Reproduce the whole listing, character for character.

> _Data entries_:
—————

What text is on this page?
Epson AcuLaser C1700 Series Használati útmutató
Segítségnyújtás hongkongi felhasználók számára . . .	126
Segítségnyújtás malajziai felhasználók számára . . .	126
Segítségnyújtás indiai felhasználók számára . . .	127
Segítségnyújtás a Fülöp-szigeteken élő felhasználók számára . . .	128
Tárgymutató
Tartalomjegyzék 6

—————

> _Response_:
What text is on this page?
Epson AcuLaser C1700 Series Használati útmutató
Segítségnyújtás hongkongi felhasználók számára . . .	126
Segítségnyújtás malajziai felhasználók számára . . .	126
Segítségnyújtás indiai felhasználók számára . . .	127
Segítségnyújtás a Fülöp-szigeteken élő felhasználók számára . . .	128
Tárgymutató
Tartalomjegyzék 6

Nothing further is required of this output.